Data extracted from a collection:
————

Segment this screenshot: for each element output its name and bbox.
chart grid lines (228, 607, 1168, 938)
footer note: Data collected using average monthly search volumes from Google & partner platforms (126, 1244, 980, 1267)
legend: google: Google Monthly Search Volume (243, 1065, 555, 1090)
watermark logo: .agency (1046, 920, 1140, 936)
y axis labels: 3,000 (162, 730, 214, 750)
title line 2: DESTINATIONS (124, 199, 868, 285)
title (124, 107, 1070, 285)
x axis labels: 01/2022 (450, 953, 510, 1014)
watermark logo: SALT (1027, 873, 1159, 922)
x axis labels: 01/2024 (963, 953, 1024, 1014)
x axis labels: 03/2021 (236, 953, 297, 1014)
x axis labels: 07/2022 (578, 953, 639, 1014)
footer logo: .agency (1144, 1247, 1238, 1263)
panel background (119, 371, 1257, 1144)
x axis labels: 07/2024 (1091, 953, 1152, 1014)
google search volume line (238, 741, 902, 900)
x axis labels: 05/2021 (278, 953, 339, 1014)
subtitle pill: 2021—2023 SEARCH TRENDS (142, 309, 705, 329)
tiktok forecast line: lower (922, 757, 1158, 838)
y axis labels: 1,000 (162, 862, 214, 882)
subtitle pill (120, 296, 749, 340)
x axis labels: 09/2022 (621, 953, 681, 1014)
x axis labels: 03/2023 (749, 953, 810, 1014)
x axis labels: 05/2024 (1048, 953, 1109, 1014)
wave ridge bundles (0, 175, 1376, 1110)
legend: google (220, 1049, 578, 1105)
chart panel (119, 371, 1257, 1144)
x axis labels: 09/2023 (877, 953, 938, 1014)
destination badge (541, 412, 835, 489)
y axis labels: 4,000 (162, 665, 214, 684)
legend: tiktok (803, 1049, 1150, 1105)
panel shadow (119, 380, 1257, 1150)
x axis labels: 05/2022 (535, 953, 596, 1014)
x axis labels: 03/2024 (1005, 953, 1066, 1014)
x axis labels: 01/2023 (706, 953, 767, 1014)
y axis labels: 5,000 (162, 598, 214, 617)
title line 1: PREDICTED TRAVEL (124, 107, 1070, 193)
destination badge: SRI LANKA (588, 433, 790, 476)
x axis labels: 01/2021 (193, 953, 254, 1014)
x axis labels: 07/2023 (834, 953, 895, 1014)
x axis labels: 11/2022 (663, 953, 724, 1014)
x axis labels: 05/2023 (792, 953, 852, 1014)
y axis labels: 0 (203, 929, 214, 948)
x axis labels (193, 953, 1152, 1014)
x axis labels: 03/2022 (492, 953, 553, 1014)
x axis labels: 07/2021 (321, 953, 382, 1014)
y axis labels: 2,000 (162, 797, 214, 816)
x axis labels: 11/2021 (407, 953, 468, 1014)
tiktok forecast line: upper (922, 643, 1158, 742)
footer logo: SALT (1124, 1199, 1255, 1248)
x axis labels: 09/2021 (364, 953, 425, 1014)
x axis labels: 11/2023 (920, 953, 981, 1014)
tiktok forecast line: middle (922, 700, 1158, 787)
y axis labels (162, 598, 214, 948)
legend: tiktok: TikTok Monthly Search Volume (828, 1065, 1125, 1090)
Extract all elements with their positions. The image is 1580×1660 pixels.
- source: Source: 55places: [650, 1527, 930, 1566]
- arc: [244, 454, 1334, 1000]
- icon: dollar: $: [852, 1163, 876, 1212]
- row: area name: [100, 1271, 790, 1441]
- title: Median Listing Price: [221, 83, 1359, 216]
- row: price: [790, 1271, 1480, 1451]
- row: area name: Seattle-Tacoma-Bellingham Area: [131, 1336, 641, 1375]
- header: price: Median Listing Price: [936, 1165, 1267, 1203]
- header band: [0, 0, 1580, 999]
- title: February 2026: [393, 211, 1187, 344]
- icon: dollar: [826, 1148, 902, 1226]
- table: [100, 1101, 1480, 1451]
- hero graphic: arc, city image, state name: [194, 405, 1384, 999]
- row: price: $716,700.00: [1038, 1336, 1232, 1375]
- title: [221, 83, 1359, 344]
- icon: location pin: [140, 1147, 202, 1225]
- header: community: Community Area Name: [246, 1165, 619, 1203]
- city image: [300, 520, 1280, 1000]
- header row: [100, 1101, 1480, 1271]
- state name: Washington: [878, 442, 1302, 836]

————

Can you copy every line of the material above word for word, without changing anything?

Segment this screenshot: for each element output its name and bbox.
chart grid lines (228, 607, 1168, 938)
footer note: Data collected using average monthly search volumes from Google & partner platforms (126, 1244, 980, 1267)
legend: google: Google Monthly Search Volume (243, 1065, 555, 1090)
watermark logo: .agency (1046, 920, 1140, 936)
y axis labels: 3,000 (162, 730, 214, 750)
title line 2: DESTINATIONS (124, 199, 868, 285)
title (124, 107, 1070, 285)
x axis labels: 01/2022 (450, 953, 510, 1014)
watermark logo: SALT (1027, 873, 1159, 922)
x axis labels: 01/2024 (963, 953, 1024, 1014)
x axis labels: 03/2021 (236, 953, 297, 1014)
x axis labels: 07/2022 (578, 953, 639, 1014)
footer logo: .agency (1144, 1247, 1238, 1263)
panel background (119, 371, 1257, 1144)
x axis labels: 07/2024 (1091, 953, 1152, 1014)
google search volume line (238, 741, 902, 900)
x axis labels: 05/2021 (278, 953, 339, 1014)
subtitle pill: 2021—2023 SEARCH TRENDS (142, 309, 705, 329)
tiktok forecast line: lower (922, 757, 1158, 838)
y axis labels: 1,000 (162, 862, 214, 882)
subtitle pill (120, 296, 749, 340)
x axis labels: 09/2022 (621, 953, 681, 1014)
x axis labels: 03/2023 (749, 953, 810, 1014)
x axis labels: 05/2024 (1048, 953, 1109, 1014)
wave ridge bundles (0, 175, 1376, 1110)
legend: google (220, 1049, 578, 1105)
chart panel (119, 371, 1257, 1144)
x axis labels: 09/2023 (877, 953, 938, 1014)
destination badge (541, 412, 835, 489)
y axis labels: 4,000 (162, 665, 214, 684)
legend: tiktok (803, 1049, 1150, 1105)
panel shadow (119, 380, 1257, 1150)
x axis labels: 05/2022 (535, 953, 596, 1014)
x axis labels: 03/2024 (1005, 953, 1066, 1014)
x axis labels: 01/2023 (706, 953, 767, 1014)
y axis labels: 5,000 (162, 598, 214, 617)
title line 1: PREDICTED TRAVEL (124, 107, 1070, 193)
destination badge: SRI LANKA (588, 433, 790, 476)
x axis labels: 01/2021 (193, 953, 254, 1014)
x axis labels: 07/2023 (834, 953, 895, 1014)
x axis labels: 11/2022 (663, 953, 724, 1014)
x axis labels: 05/2023 (792, 953, 852, 1014)
y axis labels: 0 (203, 929, 214, 948)
x axis labels (193, 953, 1152, 1014)
x axis labels: 03/2022 (492, 953, 553, 1014)
x axis labels: 07/2021 (321, 953, 382, 1014)
y axis labels: 2,000 (162, 797, 214, 816)
x axis labels: 11/2021 (407, 953, 468, 1014)
tiktok forecast line: upper (922, 643, 1158, 742)
footer logo: SALT (1124, 1199, 1255, 1248)
x axis labels: 09/2021 (364, 953, 425, 1014)
x axis labels: 11/2023 (920, 953, 981, 1014)
tiktok forecast line: middle (922, 700, 1158, 787)
y axis labels (162, 598, 214, 948)
legend: tiktok: TikTok Monthly Search Volume (828, 1065, 1125, 1090)
Extract all elements with their positions. The image is 1580×1660 pixels.
- source: Source: 55places: [650, 1527, 930, 1566]
- arc: [244, 454, 1334, 1000]
- icon: dollar: $: [852, 1163, 876, 1212]
- row: area name: [100, 1271, 790, 1441]
- title: Median Listing Price: [221, 83, 1359, 216]
- row: price: [790, 1271, 1480, 1451]
- row: area name: Seattle-Tacoma-Bellingham Area: [131, 1336, 641, 1375]
- header: price: Median Listing Price: [936, 1165, 1267, 1203]
- header band: [0, 0, 1580, 999]
- title: February 2026: [393, 211, 1187, 344]
- icon: dollar: [826, 1148, 902, 1226]
- table: [100, 1101, 1480, 1451]
- hero graphic: arc, city image, state name: [194, 405, 1384, 999]
- row: price: $716,700.00: [1038, 1336, 1232, 1375]
- title: [221, 83, 1359, 344]
- icon: location pin: [140, 1147, 202, 1225]
- header: community: Community Area Name: [246, 1165, 619, 1203]
- city image: [300, 520, 1280, 1000]
- header row: [100, 1101, 1480, 1271]
- state name: Washington: [878, 442, 1302, 836]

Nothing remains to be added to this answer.